Problem details:
Using the listing below, copy every line that mentions "kommer".

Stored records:
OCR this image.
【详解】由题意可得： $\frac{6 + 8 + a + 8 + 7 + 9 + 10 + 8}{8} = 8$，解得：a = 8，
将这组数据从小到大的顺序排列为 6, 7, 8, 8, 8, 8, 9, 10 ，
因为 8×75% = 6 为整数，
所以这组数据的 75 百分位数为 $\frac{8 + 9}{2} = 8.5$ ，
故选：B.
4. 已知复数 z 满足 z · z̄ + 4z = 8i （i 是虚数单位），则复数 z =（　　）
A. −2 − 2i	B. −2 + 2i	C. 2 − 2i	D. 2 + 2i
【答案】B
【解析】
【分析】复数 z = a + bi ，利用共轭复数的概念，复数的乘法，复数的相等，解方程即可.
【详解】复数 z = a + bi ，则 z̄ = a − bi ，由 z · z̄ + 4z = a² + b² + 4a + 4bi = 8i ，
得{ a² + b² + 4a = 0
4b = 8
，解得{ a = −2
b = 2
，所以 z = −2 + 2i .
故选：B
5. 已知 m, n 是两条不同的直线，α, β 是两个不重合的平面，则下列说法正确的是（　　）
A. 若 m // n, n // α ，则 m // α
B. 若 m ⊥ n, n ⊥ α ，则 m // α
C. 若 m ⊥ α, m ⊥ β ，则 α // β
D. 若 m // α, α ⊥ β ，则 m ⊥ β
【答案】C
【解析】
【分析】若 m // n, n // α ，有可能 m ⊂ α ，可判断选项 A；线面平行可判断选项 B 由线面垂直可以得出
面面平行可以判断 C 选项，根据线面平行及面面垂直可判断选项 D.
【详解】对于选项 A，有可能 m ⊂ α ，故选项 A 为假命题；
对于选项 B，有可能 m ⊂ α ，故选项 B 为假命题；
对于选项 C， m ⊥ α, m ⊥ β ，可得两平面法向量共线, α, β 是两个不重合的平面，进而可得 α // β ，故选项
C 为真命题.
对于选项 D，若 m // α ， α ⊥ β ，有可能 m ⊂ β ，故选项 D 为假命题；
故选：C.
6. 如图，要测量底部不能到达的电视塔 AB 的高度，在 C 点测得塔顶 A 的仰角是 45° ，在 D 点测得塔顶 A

---

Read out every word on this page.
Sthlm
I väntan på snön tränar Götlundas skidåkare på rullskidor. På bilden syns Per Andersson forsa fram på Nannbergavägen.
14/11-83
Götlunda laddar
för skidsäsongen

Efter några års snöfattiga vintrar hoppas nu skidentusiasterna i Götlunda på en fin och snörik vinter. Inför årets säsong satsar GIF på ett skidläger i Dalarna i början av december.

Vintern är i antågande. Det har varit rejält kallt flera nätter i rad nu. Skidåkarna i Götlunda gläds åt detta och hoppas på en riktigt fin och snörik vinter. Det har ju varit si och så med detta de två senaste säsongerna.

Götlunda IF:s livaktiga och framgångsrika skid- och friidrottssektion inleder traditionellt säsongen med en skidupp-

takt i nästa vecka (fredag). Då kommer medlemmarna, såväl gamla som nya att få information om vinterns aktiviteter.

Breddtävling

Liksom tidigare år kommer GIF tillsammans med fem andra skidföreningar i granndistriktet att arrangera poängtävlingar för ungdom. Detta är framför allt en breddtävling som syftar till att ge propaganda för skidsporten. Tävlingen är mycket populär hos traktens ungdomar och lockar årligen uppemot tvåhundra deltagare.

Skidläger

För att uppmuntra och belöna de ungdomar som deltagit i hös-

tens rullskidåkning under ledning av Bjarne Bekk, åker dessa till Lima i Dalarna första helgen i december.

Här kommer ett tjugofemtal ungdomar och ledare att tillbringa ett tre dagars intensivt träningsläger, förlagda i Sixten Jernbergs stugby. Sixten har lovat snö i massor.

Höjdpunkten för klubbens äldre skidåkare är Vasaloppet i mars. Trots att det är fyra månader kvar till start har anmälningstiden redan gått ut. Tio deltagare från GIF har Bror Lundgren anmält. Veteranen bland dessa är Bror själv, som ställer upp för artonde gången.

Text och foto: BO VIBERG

* * *

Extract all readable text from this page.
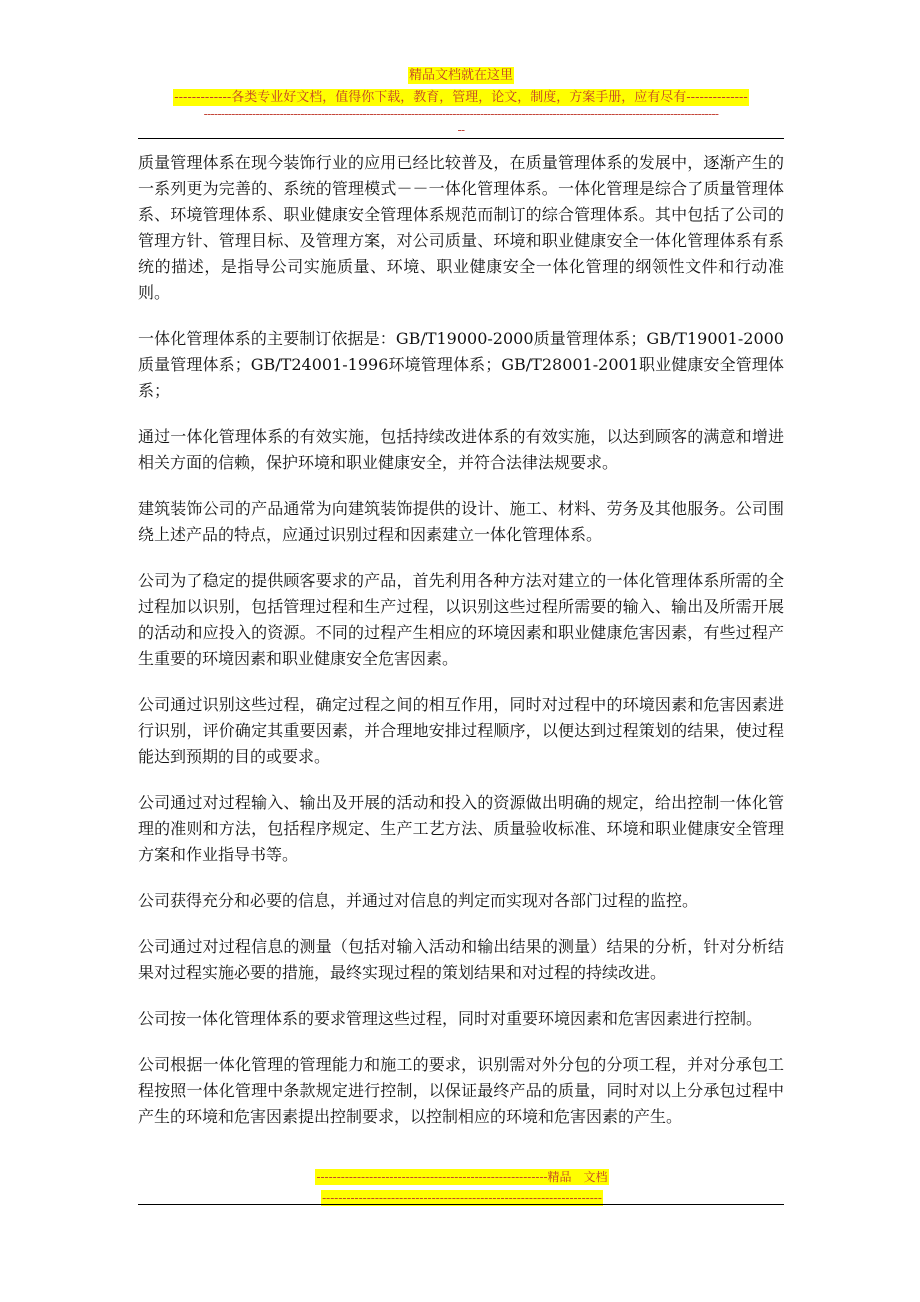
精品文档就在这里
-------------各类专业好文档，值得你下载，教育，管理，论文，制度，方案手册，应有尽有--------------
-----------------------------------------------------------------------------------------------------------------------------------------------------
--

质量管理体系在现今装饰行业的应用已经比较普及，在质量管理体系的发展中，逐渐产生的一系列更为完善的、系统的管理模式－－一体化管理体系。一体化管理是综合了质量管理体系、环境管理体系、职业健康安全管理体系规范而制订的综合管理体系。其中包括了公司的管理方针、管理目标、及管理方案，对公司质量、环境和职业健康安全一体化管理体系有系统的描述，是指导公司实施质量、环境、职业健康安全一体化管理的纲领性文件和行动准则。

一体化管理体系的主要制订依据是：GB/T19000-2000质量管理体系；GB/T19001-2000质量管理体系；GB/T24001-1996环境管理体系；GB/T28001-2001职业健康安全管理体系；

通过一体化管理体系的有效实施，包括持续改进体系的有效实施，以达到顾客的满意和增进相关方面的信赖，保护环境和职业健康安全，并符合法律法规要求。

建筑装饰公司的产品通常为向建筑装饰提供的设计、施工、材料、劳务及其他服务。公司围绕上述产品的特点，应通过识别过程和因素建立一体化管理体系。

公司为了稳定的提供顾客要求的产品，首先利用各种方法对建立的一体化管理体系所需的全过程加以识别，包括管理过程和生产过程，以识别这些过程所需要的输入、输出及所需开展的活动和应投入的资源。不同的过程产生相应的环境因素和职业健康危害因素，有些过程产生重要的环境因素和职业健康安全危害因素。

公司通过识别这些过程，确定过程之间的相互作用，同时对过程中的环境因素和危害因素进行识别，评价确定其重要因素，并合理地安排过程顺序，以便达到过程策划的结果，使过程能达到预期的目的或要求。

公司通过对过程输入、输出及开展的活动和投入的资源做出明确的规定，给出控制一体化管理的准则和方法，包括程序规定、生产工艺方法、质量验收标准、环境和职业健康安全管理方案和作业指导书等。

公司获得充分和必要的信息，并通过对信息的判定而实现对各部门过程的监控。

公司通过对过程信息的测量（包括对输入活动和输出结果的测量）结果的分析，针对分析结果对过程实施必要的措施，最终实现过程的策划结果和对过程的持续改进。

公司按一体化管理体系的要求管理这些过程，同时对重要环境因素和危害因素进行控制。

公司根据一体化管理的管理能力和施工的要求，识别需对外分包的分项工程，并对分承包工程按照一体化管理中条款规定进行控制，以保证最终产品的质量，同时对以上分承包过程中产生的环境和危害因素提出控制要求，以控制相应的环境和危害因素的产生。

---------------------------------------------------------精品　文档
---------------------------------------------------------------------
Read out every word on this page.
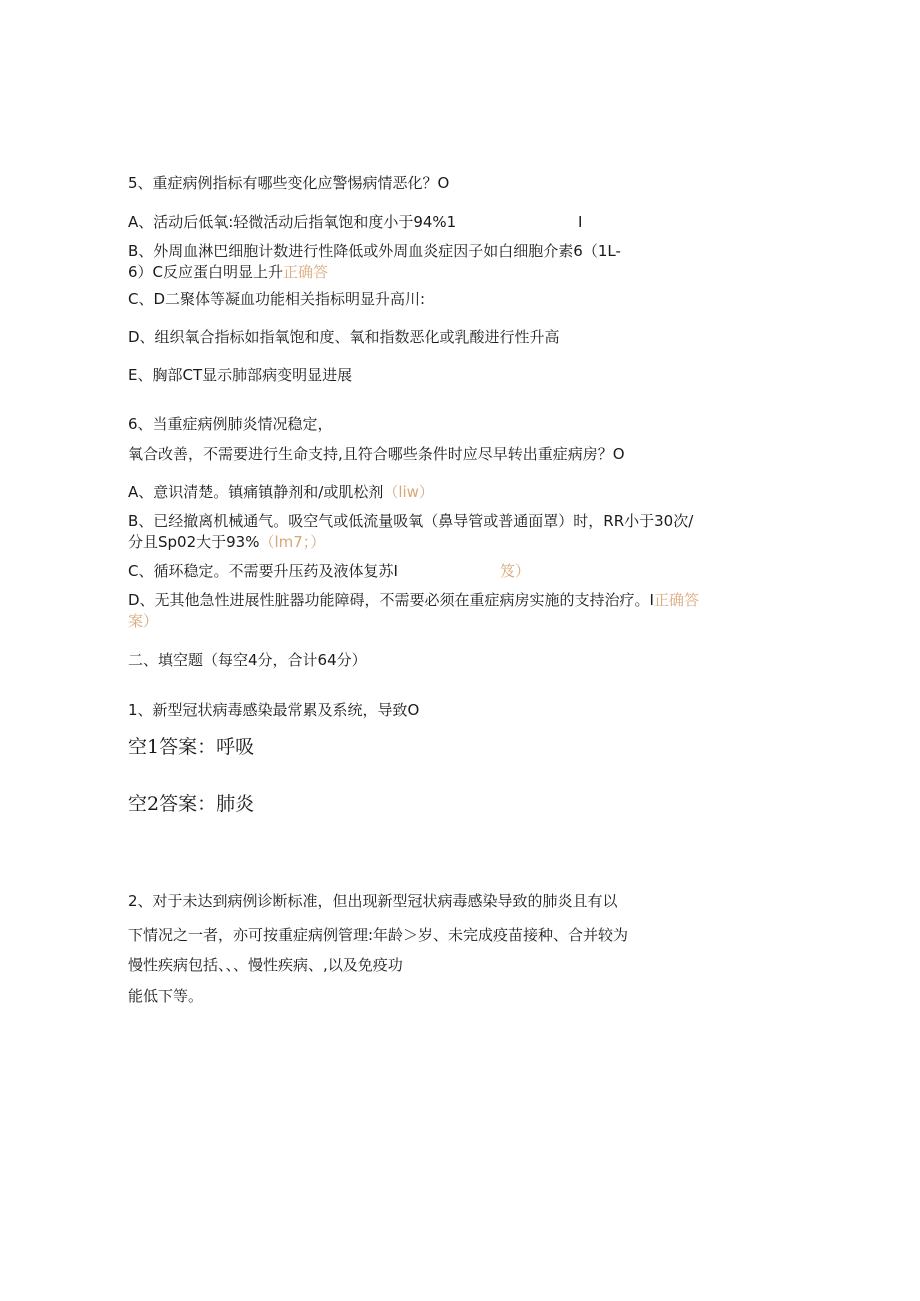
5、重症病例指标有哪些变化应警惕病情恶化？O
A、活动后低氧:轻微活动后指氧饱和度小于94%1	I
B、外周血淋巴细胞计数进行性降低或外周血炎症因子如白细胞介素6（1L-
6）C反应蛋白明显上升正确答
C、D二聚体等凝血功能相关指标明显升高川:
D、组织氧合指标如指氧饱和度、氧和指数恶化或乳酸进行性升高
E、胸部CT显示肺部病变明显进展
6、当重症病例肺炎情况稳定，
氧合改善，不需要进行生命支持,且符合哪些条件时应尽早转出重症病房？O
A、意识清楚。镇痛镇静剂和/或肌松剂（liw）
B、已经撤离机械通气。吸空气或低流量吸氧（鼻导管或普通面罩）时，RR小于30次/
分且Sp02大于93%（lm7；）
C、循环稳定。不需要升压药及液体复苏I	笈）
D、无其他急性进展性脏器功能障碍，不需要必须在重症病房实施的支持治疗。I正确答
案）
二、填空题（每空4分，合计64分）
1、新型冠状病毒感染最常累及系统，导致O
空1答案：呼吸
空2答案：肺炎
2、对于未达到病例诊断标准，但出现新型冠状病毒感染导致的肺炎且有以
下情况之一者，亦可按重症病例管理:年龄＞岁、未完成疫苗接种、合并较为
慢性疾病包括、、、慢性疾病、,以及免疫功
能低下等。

Solved exercise:
takt i nästa vecka (fredag). Då kommer medlemmarna, såväl gamla som nya att få information om vinterns aktiviteter.
Liksom tidigare år kommer GIF tillsammans med fem andra skidföreningar i granndistriktet att arrangera poängtävlingar för ungdom. Detta är framför allt en breddtävling som syftar till att ge propaganda för skidsporten. Tävlingen är mycket populär hos traktens ungdomar och lockar årligen uppemot tvåhundra deltagare.
Här kommer ett tjugofemtal ungdomar och ledare att tillbringa ett tre dagars intensivt träningsläger, förlagda i Sixten Jernbergs stugby. Sixten har lovat snö i massor.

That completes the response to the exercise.